▶ What to work on: Copy out all of the data below with no alterations.

........

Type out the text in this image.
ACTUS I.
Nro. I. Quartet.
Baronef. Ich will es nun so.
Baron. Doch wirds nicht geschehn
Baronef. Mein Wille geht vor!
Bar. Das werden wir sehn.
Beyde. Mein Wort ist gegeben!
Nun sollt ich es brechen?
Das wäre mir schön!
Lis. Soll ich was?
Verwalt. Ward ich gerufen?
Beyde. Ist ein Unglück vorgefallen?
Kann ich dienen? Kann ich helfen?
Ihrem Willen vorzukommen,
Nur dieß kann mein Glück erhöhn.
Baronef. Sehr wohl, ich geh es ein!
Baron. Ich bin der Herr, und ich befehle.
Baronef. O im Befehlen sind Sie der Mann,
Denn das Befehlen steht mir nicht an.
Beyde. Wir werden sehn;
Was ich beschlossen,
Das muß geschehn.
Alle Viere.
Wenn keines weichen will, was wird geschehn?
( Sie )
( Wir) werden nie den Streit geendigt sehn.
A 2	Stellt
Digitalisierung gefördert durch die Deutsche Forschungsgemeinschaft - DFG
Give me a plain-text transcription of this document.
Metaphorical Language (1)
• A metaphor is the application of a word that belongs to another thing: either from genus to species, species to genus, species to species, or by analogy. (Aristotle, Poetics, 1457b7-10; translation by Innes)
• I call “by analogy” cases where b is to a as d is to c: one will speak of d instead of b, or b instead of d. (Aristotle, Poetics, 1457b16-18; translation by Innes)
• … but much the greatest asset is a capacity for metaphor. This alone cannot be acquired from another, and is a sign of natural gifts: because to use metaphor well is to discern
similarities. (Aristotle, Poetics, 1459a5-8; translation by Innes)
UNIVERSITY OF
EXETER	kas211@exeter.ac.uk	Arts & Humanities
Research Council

........

▶ Correct answer:
Type out the text in this image.
ACTUS I.
Nro. I. Quartet.
Baronef. Ich will es nun so.
Baron. Doch wirds nicht geschehn
Baronef. Mein Wille geht vor!
Bar. Das werden wir sehn.
Beyde. Mein Wort ist gegeben!
Nun sollt ich es brechen?
Das wäre mir schön!
Lis. Soll ich was?
Verwalt. Ward ich gerufen?
Beyde. Ist ein Unglück vorgefallen?
Kann ich dienen? Kann ich helfen?
Ihrem Willen vorzukommen,
Nur dieß kann mein Glück erhöhn.
Baronef. Sehr wohl, ich geh es ein!
Baron. Ich bin der Herr, und ich befehle.
Baronef. O im Befehlen sind Sie der Mann,
Denn das Befehlen steht mir nicht an.
Beyde. Wir werden sehn;
Was ich beschlossen,
Das muß geschehn.
Alle Viere.
Wenn keines weichen will, was wird geschehn?
( Sie )
( Wir) werden nie den Streit geendigt sehn.
A 2	Stellt
Digitalisierung gefördert durch die Deutsche Forschungsgemeinschaft - DFG
Give me a plain-text transcription of this document.
Metaphorical Language (1)
• A metaphor is the application of a word that belongs to another thing: either from genus to species, species to genus, species to species, or by analogy. (Aristotle, Poetics, 1457b7-10; translation by Innes)
• I call “by analogy” cases where b is to a as d is to c: one will speak of d instead of b, or b instead of d. (Aristotle, Poetics, 1457b16-18; translation by Innes)
• … but much the greatest asset is a capacity for metaphor. This alone cannot be acquired from another, and is a sign of natural gifts: because to use metaphor well is to discern
similarities. (Aristotle, Poetics, 1459a5-8; translation by Innes)
UNIVERSITY OF
EXETER	kas211@exeter.ac.uk	Arts & Humanities
Research Council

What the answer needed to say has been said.